____ Data entries

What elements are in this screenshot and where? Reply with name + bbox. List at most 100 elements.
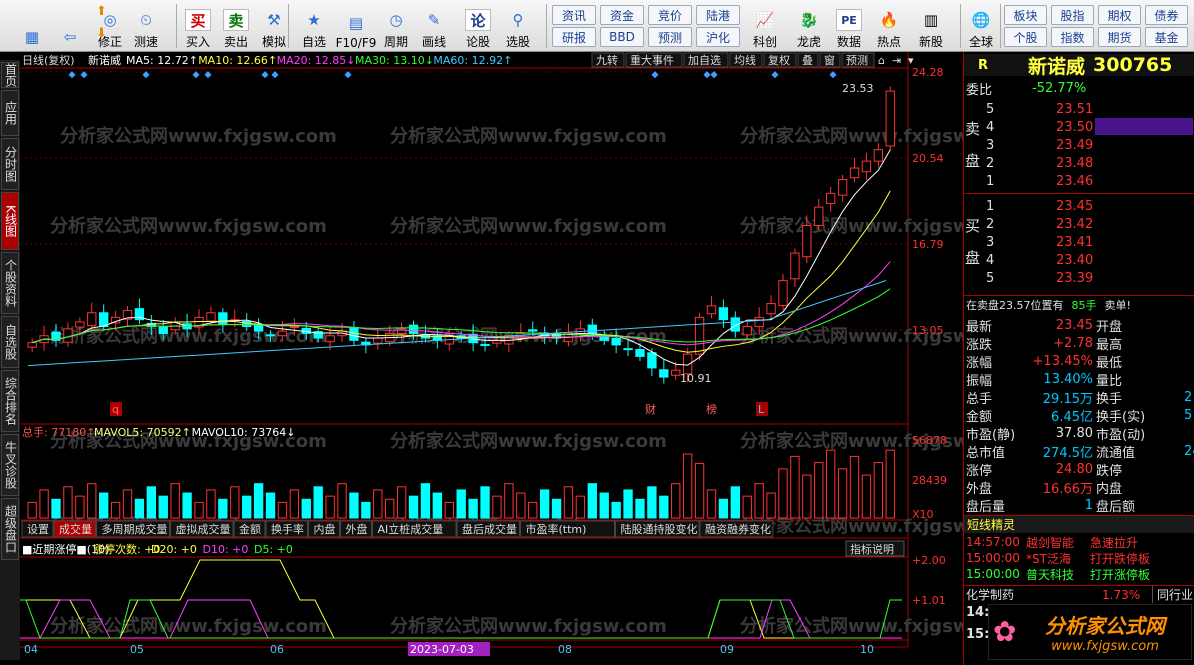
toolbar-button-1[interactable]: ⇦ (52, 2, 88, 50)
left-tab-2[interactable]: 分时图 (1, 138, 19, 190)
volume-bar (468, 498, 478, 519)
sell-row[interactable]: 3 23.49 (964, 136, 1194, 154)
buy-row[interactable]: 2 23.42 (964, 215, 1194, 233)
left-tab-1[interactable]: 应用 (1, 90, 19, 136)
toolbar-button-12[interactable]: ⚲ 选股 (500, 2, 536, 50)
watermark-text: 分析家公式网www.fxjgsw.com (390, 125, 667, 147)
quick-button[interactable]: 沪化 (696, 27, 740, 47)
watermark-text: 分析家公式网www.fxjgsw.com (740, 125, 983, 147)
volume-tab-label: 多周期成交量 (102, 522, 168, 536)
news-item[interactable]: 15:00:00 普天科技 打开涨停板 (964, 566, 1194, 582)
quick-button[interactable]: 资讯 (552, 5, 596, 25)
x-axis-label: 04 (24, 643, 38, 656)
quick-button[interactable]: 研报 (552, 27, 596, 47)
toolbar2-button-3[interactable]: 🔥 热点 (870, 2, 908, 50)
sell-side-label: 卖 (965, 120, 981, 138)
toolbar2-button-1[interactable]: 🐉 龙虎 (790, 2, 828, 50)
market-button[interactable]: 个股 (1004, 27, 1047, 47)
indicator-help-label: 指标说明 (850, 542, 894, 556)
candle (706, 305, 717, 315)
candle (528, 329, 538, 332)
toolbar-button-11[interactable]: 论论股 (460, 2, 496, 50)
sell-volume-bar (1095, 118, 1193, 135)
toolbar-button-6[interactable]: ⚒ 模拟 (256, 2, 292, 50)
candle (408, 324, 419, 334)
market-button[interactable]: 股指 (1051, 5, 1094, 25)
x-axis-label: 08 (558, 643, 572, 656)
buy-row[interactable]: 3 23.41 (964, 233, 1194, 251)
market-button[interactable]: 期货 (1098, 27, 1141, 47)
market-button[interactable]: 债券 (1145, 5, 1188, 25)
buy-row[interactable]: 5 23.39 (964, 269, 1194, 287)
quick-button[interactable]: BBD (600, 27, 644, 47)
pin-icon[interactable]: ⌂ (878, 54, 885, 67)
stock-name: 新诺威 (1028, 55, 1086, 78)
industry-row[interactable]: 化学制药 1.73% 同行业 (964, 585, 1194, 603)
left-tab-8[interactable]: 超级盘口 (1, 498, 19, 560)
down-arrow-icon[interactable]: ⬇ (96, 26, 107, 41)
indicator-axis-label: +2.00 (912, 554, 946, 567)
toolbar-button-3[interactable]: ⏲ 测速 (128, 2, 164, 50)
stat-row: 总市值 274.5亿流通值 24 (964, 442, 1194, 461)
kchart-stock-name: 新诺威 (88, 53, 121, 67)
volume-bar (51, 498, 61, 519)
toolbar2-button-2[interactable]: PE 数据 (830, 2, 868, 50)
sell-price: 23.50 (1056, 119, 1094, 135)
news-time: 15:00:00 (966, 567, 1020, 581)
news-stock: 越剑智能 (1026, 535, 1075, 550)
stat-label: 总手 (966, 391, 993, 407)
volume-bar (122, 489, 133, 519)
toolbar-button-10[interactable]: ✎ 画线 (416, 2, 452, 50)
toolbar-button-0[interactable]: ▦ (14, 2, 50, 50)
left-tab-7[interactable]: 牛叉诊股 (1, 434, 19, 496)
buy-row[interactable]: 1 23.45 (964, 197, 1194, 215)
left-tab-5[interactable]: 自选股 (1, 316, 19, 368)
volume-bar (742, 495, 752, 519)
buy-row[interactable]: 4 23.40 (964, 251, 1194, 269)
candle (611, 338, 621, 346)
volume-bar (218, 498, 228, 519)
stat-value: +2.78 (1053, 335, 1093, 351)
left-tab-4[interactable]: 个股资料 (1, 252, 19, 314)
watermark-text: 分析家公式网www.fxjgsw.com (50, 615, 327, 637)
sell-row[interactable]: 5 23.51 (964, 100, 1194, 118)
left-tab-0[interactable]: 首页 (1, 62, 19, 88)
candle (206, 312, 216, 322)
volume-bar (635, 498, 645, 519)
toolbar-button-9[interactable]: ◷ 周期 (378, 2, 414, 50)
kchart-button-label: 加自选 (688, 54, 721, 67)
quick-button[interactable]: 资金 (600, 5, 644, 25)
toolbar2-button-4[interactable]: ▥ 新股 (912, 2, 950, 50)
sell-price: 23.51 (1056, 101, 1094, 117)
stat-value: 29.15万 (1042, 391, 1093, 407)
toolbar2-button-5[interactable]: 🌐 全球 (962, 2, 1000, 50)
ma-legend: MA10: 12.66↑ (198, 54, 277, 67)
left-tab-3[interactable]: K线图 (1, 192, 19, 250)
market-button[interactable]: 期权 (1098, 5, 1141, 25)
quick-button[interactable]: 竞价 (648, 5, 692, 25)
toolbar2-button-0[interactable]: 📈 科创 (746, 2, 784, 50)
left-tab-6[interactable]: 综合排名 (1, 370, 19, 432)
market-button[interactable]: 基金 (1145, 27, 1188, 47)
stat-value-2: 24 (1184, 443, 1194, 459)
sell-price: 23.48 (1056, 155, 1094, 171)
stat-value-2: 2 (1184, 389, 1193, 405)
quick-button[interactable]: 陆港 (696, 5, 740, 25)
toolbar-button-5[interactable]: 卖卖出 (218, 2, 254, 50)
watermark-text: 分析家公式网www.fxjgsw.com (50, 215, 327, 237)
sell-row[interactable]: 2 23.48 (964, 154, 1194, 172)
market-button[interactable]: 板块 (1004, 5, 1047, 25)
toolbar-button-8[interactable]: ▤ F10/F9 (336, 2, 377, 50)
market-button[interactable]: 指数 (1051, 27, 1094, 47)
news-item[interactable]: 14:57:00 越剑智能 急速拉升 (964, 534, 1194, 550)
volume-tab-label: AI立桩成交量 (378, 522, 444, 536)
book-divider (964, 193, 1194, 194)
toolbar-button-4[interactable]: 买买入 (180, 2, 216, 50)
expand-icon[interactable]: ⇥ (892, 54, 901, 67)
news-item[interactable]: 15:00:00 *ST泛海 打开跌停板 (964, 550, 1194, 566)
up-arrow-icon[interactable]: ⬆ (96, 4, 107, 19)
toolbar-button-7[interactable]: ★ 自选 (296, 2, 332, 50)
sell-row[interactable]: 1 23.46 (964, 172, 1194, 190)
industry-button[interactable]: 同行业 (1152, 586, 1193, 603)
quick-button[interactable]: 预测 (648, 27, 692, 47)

________

» **Task**: Locate every line in the listing above that contains the string "watermark", treating uppercase and lowercase as different, and copy each of those lines.

» **Response to the exercise**:
watermark-text: 分析家公式网www.fxjgsw.com (390, 125, 667, 147)
watermark-text: 分析家公式网www.fxjgsw.com (740, 125, 983, 147)
watermark-text: 分析家公式网www.fxjgsw.com (50, 615, 327, 637)
watermark-text: 分析家公式网www.fxjgsw.com (50, 215, 327, 237)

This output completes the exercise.